Request:
Please pull out every line that includes the string "Иванов".

[Raw records]
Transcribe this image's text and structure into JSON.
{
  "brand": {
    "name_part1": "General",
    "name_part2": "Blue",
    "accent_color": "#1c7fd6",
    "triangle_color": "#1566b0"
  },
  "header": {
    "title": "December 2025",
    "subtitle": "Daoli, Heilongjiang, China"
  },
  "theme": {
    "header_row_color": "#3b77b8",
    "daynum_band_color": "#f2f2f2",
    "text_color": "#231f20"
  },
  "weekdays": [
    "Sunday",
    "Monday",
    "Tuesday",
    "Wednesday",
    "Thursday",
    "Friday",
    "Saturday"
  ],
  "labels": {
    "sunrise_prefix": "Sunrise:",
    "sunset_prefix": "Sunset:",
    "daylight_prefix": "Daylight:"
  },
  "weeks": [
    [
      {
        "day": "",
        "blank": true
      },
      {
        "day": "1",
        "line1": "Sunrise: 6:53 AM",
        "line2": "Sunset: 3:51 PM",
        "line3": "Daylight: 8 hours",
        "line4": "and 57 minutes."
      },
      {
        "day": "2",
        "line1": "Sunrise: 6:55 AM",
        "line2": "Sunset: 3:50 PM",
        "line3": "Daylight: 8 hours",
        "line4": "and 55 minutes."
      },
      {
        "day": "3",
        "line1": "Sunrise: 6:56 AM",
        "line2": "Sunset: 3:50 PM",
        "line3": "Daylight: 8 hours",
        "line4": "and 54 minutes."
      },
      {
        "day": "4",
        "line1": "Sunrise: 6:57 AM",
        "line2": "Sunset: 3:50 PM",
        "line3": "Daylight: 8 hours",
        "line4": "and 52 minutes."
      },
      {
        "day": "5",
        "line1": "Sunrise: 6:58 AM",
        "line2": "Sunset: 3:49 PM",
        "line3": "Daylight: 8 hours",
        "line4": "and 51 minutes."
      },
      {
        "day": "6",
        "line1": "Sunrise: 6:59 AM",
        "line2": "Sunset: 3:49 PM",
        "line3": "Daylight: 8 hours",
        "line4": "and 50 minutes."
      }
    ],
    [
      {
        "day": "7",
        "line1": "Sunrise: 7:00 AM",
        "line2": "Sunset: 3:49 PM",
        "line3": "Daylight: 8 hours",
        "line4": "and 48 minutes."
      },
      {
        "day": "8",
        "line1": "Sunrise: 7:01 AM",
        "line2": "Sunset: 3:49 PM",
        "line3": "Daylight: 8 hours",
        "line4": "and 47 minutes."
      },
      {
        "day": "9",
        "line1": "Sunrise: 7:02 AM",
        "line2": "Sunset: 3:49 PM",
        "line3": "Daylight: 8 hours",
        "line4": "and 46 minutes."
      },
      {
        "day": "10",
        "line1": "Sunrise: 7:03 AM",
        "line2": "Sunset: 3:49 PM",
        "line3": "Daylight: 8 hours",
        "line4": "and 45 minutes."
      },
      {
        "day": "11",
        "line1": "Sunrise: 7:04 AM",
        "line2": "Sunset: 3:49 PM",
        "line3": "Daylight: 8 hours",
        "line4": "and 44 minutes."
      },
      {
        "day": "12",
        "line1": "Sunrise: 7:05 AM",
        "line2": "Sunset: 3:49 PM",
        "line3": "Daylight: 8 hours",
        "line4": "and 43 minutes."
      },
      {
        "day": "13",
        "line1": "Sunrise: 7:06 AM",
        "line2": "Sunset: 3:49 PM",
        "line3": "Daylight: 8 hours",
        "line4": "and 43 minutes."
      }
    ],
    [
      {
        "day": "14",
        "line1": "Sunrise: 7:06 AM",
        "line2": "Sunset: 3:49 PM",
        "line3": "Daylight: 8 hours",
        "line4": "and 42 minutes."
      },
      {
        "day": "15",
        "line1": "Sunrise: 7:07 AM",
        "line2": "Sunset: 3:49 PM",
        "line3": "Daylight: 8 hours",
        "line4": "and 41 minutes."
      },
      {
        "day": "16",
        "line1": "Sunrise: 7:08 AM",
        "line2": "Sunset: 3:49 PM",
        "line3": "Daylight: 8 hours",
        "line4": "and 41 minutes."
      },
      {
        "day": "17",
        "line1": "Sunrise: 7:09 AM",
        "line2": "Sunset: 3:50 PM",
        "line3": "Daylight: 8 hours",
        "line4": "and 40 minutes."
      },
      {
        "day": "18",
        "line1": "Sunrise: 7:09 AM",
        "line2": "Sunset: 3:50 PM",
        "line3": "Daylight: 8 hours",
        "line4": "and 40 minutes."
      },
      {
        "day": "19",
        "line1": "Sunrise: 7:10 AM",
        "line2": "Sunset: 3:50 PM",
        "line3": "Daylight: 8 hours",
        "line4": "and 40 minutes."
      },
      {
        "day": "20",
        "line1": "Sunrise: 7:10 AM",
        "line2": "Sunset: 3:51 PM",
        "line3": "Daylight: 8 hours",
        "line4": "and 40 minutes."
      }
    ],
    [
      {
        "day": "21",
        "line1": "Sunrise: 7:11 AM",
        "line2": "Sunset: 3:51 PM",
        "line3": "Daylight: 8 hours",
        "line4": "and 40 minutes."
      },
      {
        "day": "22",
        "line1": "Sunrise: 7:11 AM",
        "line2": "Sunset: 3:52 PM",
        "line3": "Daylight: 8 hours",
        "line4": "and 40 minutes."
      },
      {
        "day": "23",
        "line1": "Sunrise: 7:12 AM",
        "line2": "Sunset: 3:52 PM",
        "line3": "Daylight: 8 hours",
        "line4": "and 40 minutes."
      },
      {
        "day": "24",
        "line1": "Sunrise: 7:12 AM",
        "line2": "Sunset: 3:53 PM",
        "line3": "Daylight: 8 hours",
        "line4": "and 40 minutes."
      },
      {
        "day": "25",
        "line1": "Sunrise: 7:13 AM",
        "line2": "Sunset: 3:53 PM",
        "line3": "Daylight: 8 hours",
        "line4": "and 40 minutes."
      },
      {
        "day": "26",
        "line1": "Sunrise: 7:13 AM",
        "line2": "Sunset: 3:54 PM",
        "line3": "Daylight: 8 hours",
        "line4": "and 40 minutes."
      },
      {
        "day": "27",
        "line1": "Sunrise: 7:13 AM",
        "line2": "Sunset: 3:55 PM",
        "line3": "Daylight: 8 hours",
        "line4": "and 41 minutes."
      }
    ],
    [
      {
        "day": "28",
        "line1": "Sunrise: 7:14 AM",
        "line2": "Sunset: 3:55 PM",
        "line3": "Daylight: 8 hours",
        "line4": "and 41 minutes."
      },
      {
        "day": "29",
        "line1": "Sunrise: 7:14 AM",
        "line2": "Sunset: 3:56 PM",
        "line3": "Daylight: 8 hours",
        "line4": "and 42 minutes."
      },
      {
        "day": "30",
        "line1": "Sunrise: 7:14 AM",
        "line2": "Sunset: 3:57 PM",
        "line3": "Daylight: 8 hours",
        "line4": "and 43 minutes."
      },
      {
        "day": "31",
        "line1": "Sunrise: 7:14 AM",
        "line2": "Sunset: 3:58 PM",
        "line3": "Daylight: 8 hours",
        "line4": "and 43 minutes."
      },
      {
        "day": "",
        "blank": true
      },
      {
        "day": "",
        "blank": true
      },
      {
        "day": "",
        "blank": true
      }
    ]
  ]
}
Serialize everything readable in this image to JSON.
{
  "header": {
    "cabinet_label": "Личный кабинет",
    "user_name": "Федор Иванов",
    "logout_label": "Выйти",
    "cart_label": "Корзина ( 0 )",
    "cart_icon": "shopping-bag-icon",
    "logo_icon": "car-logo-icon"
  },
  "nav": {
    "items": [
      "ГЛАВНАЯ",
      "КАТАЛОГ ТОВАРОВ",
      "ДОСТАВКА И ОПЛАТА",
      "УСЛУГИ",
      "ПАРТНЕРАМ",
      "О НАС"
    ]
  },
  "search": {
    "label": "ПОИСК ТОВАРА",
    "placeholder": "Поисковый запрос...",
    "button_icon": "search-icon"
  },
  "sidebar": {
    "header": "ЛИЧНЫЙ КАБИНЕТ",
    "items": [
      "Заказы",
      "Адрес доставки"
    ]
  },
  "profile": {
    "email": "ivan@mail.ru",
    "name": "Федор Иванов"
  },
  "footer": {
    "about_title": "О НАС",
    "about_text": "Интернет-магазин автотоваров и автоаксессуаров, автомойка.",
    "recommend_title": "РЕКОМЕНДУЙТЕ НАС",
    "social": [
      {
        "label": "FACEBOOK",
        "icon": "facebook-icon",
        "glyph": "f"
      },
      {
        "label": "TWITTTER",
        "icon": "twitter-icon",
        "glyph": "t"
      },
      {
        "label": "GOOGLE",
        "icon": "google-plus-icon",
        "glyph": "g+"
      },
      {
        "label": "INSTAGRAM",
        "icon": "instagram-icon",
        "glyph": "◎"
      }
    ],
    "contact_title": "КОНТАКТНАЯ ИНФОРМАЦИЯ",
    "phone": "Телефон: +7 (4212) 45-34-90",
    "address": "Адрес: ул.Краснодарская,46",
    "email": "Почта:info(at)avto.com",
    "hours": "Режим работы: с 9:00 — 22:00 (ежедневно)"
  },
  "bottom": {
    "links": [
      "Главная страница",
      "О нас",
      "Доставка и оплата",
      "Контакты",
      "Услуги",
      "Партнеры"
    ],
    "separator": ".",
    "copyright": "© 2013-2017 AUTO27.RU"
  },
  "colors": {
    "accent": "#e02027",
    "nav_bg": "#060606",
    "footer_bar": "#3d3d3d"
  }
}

The solution:
    "user_name": "Федор Иванов",
    "name": "Федор Иванов"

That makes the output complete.